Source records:
----
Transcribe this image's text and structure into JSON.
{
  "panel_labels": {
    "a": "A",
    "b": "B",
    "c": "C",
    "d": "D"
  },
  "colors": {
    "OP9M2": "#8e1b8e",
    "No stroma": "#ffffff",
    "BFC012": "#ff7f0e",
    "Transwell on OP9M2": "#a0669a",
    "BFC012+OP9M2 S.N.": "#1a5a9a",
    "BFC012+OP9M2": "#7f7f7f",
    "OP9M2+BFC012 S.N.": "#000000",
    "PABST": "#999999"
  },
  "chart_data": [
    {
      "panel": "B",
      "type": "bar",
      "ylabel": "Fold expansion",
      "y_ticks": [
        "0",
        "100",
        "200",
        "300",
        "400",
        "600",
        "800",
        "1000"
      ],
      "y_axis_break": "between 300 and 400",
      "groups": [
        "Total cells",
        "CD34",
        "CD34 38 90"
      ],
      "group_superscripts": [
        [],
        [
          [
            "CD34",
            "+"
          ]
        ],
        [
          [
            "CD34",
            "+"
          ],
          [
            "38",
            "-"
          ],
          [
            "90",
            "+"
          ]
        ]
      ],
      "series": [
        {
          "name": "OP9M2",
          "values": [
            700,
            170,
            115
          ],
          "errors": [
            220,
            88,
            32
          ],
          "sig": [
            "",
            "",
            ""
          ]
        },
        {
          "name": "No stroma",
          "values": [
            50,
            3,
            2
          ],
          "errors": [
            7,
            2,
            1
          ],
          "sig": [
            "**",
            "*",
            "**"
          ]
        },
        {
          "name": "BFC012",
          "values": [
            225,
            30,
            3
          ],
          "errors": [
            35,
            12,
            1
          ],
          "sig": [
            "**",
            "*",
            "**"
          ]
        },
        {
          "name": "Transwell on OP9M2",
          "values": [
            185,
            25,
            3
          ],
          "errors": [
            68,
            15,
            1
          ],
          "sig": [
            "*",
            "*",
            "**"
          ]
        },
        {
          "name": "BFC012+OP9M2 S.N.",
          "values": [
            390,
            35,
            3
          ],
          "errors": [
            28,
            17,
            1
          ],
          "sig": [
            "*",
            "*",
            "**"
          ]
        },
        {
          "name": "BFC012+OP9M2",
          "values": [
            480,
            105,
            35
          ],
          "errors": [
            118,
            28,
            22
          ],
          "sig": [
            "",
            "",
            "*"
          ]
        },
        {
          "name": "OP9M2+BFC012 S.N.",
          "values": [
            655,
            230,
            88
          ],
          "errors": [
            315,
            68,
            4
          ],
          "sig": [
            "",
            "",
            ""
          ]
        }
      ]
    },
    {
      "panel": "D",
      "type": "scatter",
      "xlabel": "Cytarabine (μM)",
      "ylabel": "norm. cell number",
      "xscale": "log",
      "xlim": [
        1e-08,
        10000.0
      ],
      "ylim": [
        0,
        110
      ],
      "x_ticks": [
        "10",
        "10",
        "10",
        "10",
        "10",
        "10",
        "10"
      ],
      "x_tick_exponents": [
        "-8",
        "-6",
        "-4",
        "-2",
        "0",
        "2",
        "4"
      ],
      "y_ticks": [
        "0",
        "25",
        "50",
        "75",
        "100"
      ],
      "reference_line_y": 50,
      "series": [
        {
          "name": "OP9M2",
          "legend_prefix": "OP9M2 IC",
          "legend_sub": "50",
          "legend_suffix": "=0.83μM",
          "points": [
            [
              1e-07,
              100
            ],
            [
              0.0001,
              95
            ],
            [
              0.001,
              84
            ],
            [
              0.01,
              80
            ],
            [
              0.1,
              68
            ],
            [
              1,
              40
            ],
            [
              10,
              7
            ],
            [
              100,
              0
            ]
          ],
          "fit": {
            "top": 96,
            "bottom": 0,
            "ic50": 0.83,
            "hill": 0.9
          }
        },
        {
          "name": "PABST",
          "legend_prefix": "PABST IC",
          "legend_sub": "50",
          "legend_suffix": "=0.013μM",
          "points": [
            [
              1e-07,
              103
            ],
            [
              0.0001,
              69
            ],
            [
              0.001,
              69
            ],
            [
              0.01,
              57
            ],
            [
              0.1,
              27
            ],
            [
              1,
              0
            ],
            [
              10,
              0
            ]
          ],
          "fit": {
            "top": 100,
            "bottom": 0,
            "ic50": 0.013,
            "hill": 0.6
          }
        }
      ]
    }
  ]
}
----
* [EXERCISE INSTRUCTIONS]
Repeat each of the entries exactly.

* [WORKED SOLUTION]
Transcribe this image's text and structure into JSON.
{
  "panel_labels": {
    "a": "A",
    "b": "B",
    "c": "C",
    "d": "D"
  },
  "colors": {
    "OP9M2": "#8e1b8e",
    "No stroma": "#ffffff",
    "BFC012": "#ff7f0e",
    "Transwell on OP9M2": "#a0669a",
    "BFC012+OP9M2 S.N.": "#1a5a9a",
    "BFC012+OP9M2": "#7f7f7f",
    "OP9M2+BFC012 S.N.": "#000000",
    "PABST": "#999999"
  },
  "chart_data": [
    {
      "panel": "B",
      "type": "bar",
      "ylabel": "Fold expansion",
      "y_ticks": [
        "0",
        "100",
        "200",
        "300",
        "400",
        "600",
        "800",
        "1000"
      ],
      "y_axis_break": "between 300 and 400",
      "groups": [
        "Total cells",
        "CD34",
        "CD34 38 90"
      ],
      "group_superscripts": [
        [],
        [
          [
            "CD34",
            "+"
          ]
        ],
        [
          [
            "CD34",
            "+"
          ],
          [
            "38",
            "-"
          ],
          [
            "90",
            "+"
          ]
        ]
      ],
      "series": [
        {
          "name": "OP9M2",
          "values": [
            700,
            170,
            115
          ],
          "errors": [
            220,
            88,
            32
          ],
          "sig": [
            "",
            "",
            ""
          ]
        },
        {
          "name": "No stroma",
          "values": [
            50,
            3,
            2
          ],
          "errors": [
            7,
            2,
            1
          ],
          "sig": [
            "**",
            "*",
            "**"
          ]
        },
        {
          "name": "BFC012",
          "values": [
            225,
            30,
            3
          ],
          "errors": [
            35,
            12,
            1
          ],
          "sig": [
            "**",
            "*",
            "**"
          ]
        },
        {
          "name": "Transwell on OP9M2",
          "values": [
            185,
            25,
            3
          ],
          "errors": [
            68,
            15,
            1
          ],
          "sig": [
            "*",
            "*",
            "**"
          ]
        },
        {
          "name": "BFC012+OP9M2 S.N.",
          "values": [
            390,
            35,
            3
          ],
          "errors": [
            28,
            17,
            1
          ],
          "sig": [
            "*",
            "*",
            "**"
          ]
        },
        {
          "name": "BFC012+OP9M2",
          "values": [
            480,
            105,
            35
          ],
          "errors": [
            118,
            28,
            22
          ],
          "sig": [
            "",
            "",
            "*"
          ]
        },
        {
          "name": "OP9M2+BFC012 S.N.",
          "values": [
            655,
            230,
            88
          ],
          "errors": [
            315,
            68,
            4
          ],
          "sig": [
            "",
            "",
            ""
          ]
        }
      ]
    },
    {
      "panel": "D",
      "type": "scatter",
      "xlabel": "Cytarabine (μM)",
      "ylabel": "norm. cell number",
      "xscale": "log",
      "xlim": [
        1e-08,
        10000.0
      ],
      "ylim": [
        0,
        110
      ],
      "x_ticks": [
        "10",
        "10",
        "10",
        "10",
        "10",
        "10",
        "10"
      ],
      "x_tick_exponents": [
        "-8",
        "-6",
        "-4",
        "-2",
        "0",
        "2",
        "4"
      ],
      "y_ticks": [
        "0",
        "25",
        "50",
        "75",
        "100"
      ],
      "reference_line_y": 50,
      "series": [
        {
          "name": "OP9M2",
          "legend_prefix": "OP9M2 IC",
          "legend_sub": "50",
          "legend_suffix": "=0.83μM",
          "points": [
            [
              1e-07,
              100
            ],
            [
              0.0001,
              95
            ],
            [
              0.001,
              84
            ],
            [
              0.01,
              80
            ],
            [
              0.1,
              68
            ],
            [
              1,
              40
            ],
            [
              10,
              7
            ],
            [
              100,
              0
            ]
          ],
          "fit": {
            "top": 96,
            "bottom": 0,
            "ic50": 0.83,
            "hill": 0.9
          }
        },
        {
          "name": "PABST",
          "legend_prefix": "PABST IC",
          "legend_sub": "50",
          "legend_suffix": "=0.013μM",
          "points": [
            [
              1e-07,
              103
            ],
            [
              0.0001,
              69
            ],
            [
              0.001,
              69
            ],
            [
              0.01,
              57
            ],
            [
              0.1,
              27
            ],
            [
              1,
              0
            ],
            [
              10,
              0
            ]
          ],
          "fit": {
            "top": 100,
            "bottom": 0,
            "ic50": 0.013,
            "hill": 0.6
          }
        }
      ]
    }
  ]
}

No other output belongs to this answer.